▸ **EXERCISE AIM**
Leave out the images; return the rest of the data exactly.

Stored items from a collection
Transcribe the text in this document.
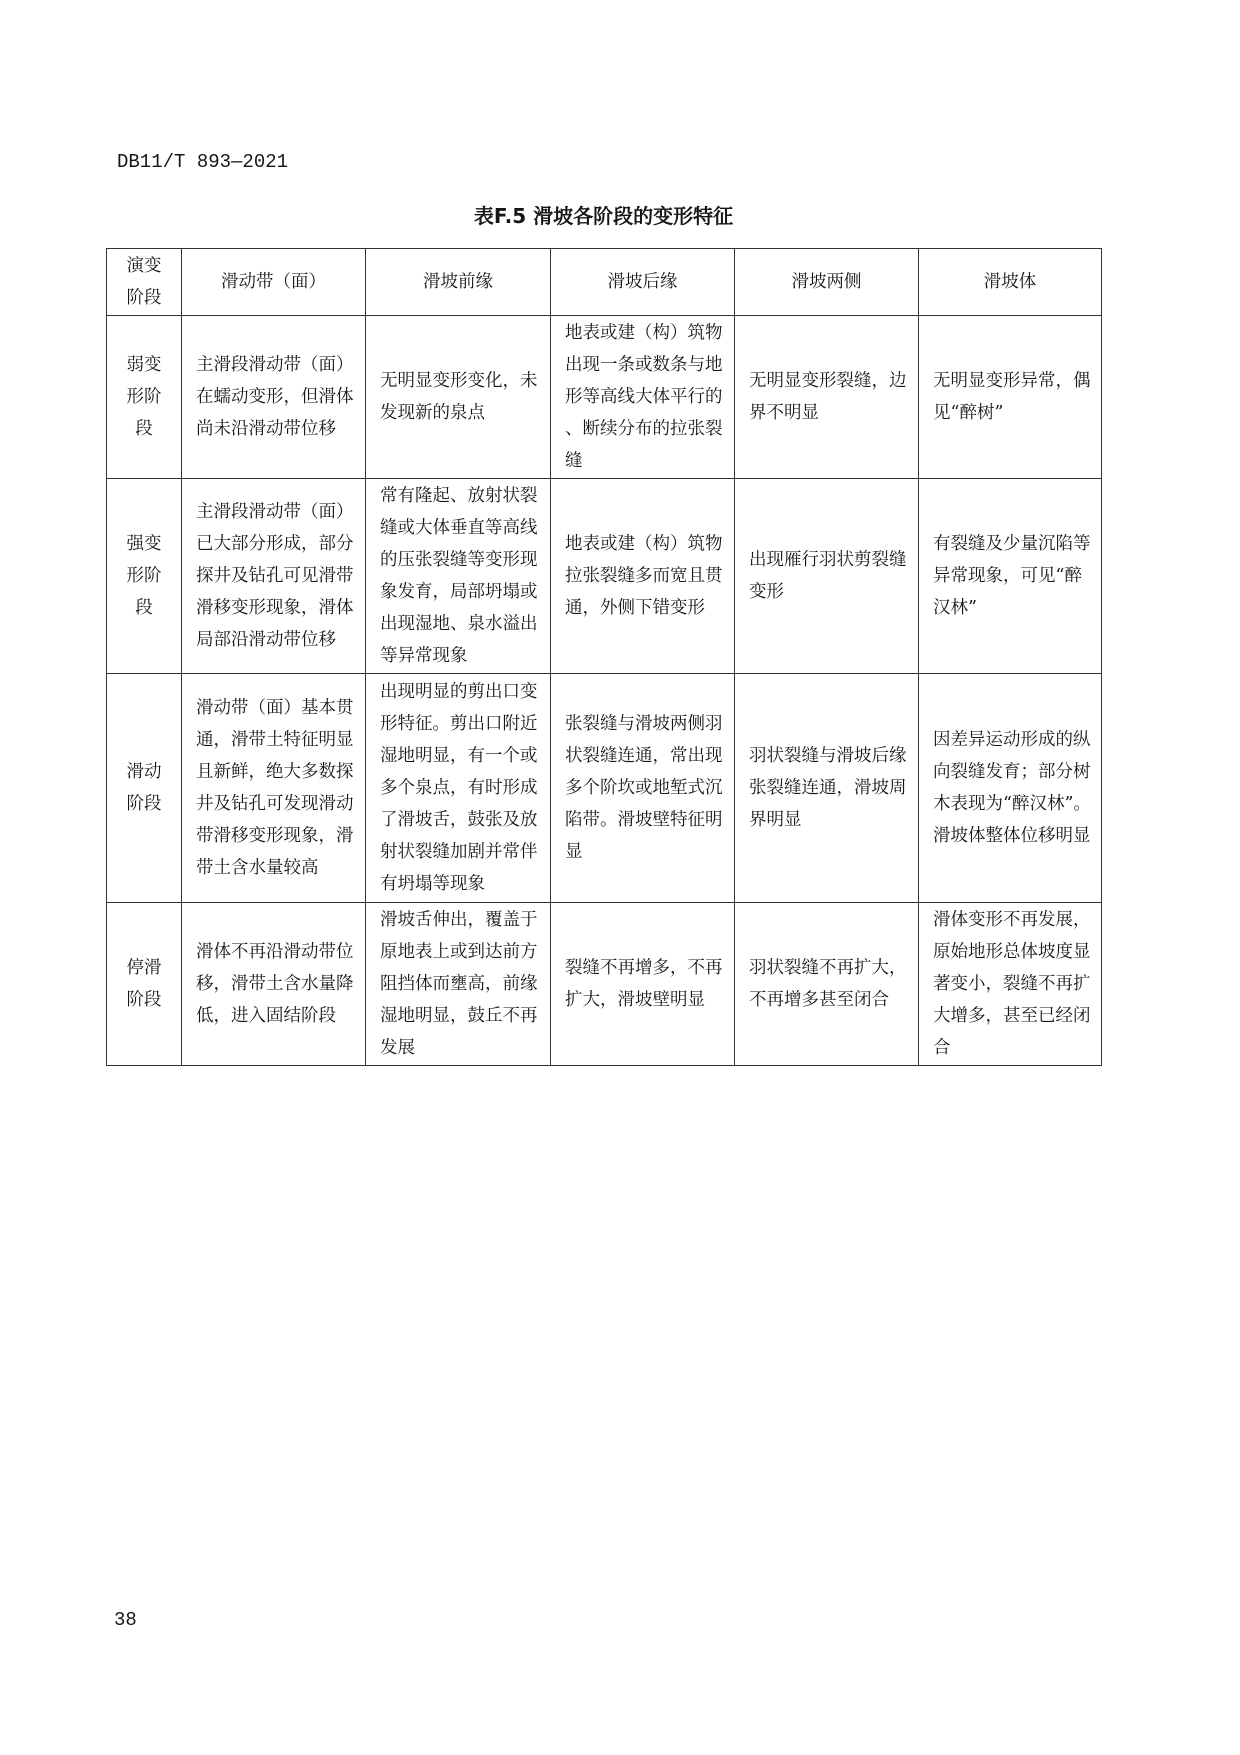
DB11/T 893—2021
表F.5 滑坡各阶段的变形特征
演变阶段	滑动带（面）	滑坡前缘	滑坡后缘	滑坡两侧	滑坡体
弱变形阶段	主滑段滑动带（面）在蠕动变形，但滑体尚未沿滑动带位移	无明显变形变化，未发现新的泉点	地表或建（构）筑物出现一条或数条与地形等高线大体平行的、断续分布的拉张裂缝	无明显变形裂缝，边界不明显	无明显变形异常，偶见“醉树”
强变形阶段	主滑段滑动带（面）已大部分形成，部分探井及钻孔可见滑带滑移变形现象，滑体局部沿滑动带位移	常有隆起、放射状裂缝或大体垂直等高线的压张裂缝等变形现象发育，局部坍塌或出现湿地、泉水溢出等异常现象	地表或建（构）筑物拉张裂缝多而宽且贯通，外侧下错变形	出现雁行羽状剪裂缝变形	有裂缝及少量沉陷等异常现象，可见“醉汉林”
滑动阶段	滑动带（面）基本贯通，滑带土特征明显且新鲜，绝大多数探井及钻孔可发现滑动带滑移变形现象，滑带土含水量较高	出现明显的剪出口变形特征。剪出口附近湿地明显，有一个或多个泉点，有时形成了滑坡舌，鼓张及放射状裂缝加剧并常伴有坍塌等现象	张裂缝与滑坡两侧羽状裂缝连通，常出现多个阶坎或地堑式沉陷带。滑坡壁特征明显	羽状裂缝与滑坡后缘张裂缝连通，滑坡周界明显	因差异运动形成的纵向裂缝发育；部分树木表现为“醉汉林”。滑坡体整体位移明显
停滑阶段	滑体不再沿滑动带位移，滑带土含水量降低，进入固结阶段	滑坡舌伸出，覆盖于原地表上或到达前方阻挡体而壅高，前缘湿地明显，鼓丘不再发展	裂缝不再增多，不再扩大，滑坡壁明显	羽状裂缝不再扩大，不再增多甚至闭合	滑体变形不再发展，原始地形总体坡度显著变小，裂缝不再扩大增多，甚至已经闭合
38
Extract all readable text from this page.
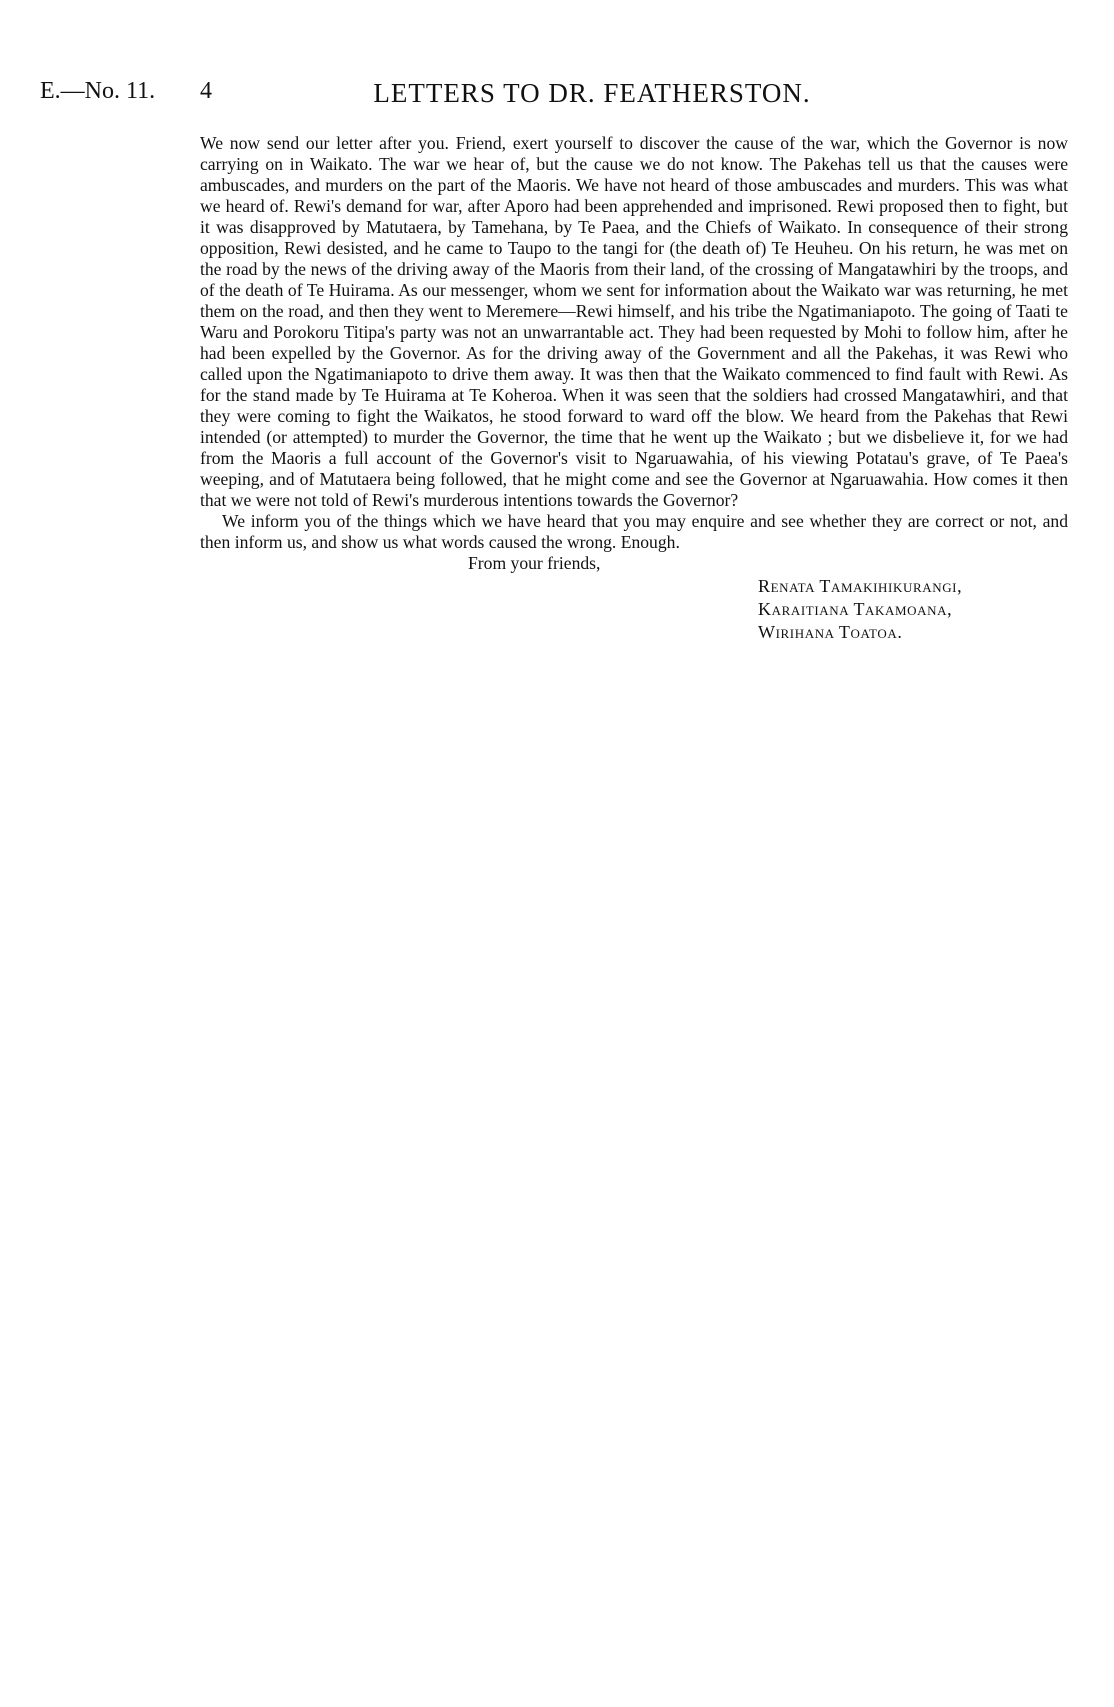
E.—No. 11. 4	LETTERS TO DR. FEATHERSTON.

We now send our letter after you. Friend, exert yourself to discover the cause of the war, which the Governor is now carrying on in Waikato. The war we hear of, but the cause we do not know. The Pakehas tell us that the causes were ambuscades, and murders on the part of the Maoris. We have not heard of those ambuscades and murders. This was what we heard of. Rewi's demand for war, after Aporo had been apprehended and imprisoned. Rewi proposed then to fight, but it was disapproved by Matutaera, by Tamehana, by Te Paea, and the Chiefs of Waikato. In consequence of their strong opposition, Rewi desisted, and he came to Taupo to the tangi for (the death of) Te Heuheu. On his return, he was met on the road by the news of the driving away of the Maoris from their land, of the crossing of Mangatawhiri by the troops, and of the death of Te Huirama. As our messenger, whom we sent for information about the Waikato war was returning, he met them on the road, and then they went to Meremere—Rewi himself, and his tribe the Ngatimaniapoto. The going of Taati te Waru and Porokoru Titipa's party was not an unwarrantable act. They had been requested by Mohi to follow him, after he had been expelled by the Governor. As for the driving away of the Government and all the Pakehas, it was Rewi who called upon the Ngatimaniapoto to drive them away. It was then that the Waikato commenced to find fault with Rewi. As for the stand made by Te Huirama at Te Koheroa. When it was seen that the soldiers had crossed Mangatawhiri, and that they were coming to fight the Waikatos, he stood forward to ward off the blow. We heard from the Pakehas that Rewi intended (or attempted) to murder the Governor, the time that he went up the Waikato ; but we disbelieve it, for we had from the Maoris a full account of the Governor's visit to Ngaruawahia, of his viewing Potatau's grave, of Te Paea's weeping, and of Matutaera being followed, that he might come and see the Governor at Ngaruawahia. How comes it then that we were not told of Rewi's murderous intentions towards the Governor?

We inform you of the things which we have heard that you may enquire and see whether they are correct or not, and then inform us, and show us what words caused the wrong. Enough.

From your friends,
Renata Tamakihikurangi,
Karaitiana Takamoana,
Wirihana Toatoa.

▸ **FINAL RESULT**
Transcribe the text in this document.
DB11/T 893—2021
表F.5 滑坡各阶段的变形特征
演变阶段	滑动带（面）	滑坡前缘	滑坡后缘	滑坡两侧	滑坡体
弱变形阶段	主滑段滑动带（面）在蠕动变形，但滑体尚未沿滑动带位移	无明显变形变化，未发现新的泉点	地表或建（构）筑物出现一条或数条与地形等高线大体平行的、断续分布的拉张裂缝	无明显变形裂缝，边界不明显	无明显变形异常，偶见“醉树”
强变形阶段	主滑段滑动带（面）已大部分形成，部分探井及钻孔可见滑带滑移变形现象，滑体局部沿滑动带位移	常有隆起、放射状裂缝或大体垂直等高线的压张裂缝等变形现象发育，局部坍塌或出现湿地、泉水溢出等异常现象	地表或建（构）筑物拉张裂缝多而宽且贯通，外侧下错变形	出现雁行羽状剪裂缝变形	有裂缝及少量沉陷等异常现象，可见“醉汉林”
滑动阶段	滑动带（面）基本贯通，滑带土特征明显且新鲜，绝大多数探井及钻孔可发现滑动带滑移变形现象，滑带土含水量较高	出现明显的剪出口变形特征。剪出口附近湿地明显，有一个或多个泉点，有时形成了滑坡舌，鼓张及放射状裂缝加剧并常伴有坍塌等现象	张裂缝与滑坡两侧羽状裂缝连通，常出现多个阶坎或地堑式沉陷带。滑坡壁特征明显	羽状裂缝与滑坡后缘张裂缝连通，滑坡周界明显	因差异运动形成的纵向裂缝发育；部分树木表现为“醉汉林”。滑坡体整体位移明显
停滑阶段	滑体不再沿滑动带位移，滑带土含水量降低，进入固结阶段	滑坡舌伸出，覆盖于原地表上或到达前方阻挡体而壅高，前缘湿地明显，鼓丘不再发展	裂缝不再增多，不再扩大，滑坡壁明显	羽状裂缝不再扩大，不再增多甚至闭合	滑体变形不再发展，原始地形总体坡度显著变小，裂缝不再扩大增多，甚至已经闭合
38
Extract all readable text from this page.
E.—No. 11. 4	LETTERS TO DR. FEATHERSTON.

We now send our letter after you. Friend, exert yourself to discover the cause of the war, which the Governor is now carrying on in Waikato. The war we hear of, but the cause we do not know. The Pakehas tell us that the causes were ambuscades, and murders on the part of the Maoris. We have not heard of those ambuscades and murders. This was what we heard of. Rewi's demand for war, after Aporo had been apprehended and imprisoned. Rewi proposed then to fight, but it was disapproved by Matutaera, by Tamehana, by Te Paea, and the Chiefs of Waikato. In consequence of their strong opposition, Rewi desisted, and he came to Taupo to the tangi for (the death of) Te Heuheu. On his return, he was met on the road by the news of the driving away of the Maoris from their land, of the crossing of Mangatawhiri by the troops, and of the death of Te Huirama. As our messenger, whom we sent for information about the Waikato war was returning, he met them on the road, and then they went to Meremere—Rewi himself, and his tribe the Ngatimaniapoto. The going of Taati te Waru and Porokoru Titipa's party was not an unwarrantable act. They had been requested by Mohi to follow him, after he had been expelled by the Governor. As for the driving away of the Government and all the Pakehas, it was Rewi who called upon the Ngatimaniapoto to drive them away. It was then that the Waikato commenced to find fault with Rewi. As for the stand made by Te Huirama at Te Koheroa. When it was seen that the soldiers had crossed Mangatawhiri, and that they were coming to fight the Waikatos, he stood forward to ward off the blow. We heard from the Pakehas that Rewi intended (or attempted) to murder the Governor, the time that he went up the Waikato ; but we disbelieve it, for we had from the Maoris a full account of the Governor's visit to Ngaruawahia, of his viewing Potatau's grave, of Te Paea's weeping, and of Matutaera being followed, that he might come and see the Governor at Ngaruawahia. How comes it then that we were not told of Rewi's murderous intentions towards the Governor?

We inform you of the things which we have heard that you may enquire and see whether they are correct or not, and then inform us, and show us what words caused the wrong. Enough.

From your friends,
Renata Tamakihikurangi,
Karaitiana Takamoana,
Wirihana Toatoa.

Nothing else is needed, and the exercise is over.